**STATED GOAL**
Your task is to repeat all of the material exactly.

**THE RECORDS**
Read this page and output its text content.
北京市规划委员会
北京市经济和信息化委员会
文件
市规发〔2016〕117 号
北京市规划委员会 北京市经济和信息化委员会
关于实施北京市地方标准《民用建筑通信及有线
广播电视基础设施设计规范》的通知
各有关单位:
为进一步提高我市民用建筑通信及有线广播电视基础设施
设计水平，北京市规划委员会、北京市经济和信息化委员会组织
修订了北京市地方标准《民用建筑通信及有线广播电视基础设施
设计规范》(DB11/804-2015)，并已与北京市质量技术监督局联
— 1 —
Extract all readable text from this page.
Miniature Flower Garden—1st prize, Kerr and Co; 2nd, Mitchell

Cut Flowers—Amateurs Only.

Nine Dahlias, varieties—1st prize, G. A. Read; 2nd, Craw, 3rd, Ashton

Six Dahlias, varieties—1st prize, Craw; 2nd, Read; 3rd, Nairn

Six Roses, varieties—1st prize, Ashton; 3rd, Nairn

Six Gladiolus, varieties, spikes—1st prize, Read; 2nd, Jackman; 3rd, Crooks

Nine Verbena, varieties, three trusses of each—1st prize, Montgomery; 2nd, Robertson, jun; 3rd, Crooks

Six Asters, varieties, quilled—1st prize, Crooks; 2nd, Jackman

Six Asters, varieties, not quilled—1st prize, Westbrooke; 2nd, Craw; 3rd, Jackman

**RIGHT ANSWER**
Read this page and output its text content.
北京市规划委员会
北京市经济和信息化委员会
文件
市规发〔2016〕117 号
北京市规划委员会 北京市经济和信息化委员会
关于实施北京市地方标准《民用建筑通信及有线
广播电视基础设施设计规范》的通知
各有关单位:
为进一步提高我市民用建筑通信及有线广播电视基础设施
设计水平，北京市规划委员会、北京市经济和信息化委员会组织
修订了北京市地方标准《民用建筑通信及有线广播电视基础设施
设计规范》(DB11/804-2015)，并已与北京市质量技术监督局联
— 1 —
Extract all readable text from this page.
Miniature Flower Garden—1st prize, Kerr and Co; 2nd, Mitchell

Cut Flowers—Amateurs Only.

Nine Dahlias, varieties—1st prize, G. A. Read; 2nd, Craw, 3rd, Ashton

Six Dahlias, varieties—1st prize, Craw; 2nd, Read; 3rd, Nairn

Six Roses, varieties—1st prize, Ashton; 3rd, Nairn

Six Gladiolus, varieties, spikes—1st prize, Read; 2nd, Jackman; 3rd, Crooks

Nine Verbena, varieties, three trusses of each—1st prize, Montgomery; 2nd, Robertson, jun; 3rd, Crooks

Six Asters, varieties, quilled—1st prize, Crooks; 2nd, Jackman

Six Asters, varieties, not quilled—1st prize, Westbrooke; 2nd, Craw; 3rd, Jackman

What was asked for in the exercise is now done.